• _Assignment_
In the WhichTF summary, which transcription factor is given as an example of one frequently ranked among the top hits?

WhichTF is dominant in your open chromatin data?
Published in PLOS Comput Biol, 2022
We develop an ontology-guided approach to ranking tissue-/cell-type-specific transcription factors (TFs) from chromatin accessibility data.
We have presentation slides on this work here.
Highlights
Transcription factors (TFs) regulate context-specific gene expression. Genome-wide chromatin accessibility profile coupled with a computational analysis has been one of the most promising approaches to rank TFs enriched in a given sample. Most existing methods rely on statistical enrichment, either on sequence motifs or occurrences of the TF binding sites. We empirically find that those abundance-based approaches tend to be less cell-type-specific. For example, CTCF is frequently ranked among the top hits.

• _Raw data_
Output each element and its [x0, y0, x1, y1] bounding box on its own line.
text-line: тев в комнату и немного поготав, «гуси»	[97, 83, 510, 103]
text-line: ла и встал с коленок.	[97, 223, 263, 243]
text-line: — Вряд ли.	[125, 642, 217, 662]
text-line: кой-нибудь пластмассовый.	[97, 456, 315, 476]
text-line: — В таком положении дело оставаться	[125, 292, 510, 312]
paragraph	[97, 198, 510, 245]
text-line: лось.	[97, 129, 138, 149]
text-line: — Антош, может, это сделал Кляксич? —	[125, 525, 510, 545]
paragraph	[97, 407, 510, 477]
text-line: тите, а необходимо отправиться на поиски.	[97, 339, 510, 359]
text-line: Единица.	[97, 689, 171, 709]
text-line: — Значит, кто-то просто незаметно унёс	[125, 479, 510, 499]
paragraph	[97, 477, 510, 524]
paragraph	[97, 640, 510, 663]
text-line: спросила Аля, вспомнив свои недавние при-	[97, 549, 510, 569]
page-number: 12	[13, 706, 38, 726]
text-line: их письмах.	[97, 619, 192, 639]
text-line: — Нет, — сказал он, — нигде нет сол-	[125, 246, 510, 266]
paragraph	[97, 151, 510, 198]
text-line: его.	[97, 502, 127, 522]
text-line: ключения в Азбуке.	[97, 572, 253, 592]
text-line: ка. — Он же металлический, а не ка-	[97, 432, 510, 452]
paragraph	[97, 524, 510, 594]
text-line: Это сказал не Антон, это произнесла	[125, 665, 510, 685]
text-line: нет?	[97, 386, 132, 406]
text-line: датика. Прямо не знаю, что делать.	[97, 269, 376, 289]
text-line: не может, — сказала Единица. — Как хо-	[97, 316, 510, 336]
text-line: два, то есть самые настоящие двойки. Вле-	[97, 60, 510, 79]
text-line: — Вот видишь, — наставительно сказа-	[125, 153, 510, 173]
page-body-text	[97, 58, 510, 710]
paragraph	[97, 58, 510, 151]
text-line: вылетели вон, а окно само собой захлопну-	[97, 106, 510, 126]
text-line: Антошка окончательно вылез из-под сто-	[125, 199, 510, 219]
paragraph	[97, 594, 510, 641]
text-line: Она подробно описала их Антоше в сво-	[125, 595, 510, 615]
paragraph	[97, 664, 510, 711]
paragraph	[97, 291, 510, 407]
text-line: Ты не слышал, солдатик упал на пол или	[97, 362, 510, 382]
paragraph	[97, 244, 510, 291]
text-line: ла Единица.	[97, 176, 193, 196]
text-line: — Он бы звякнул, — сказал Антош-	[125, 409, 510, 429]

• _Task solution_
CTCF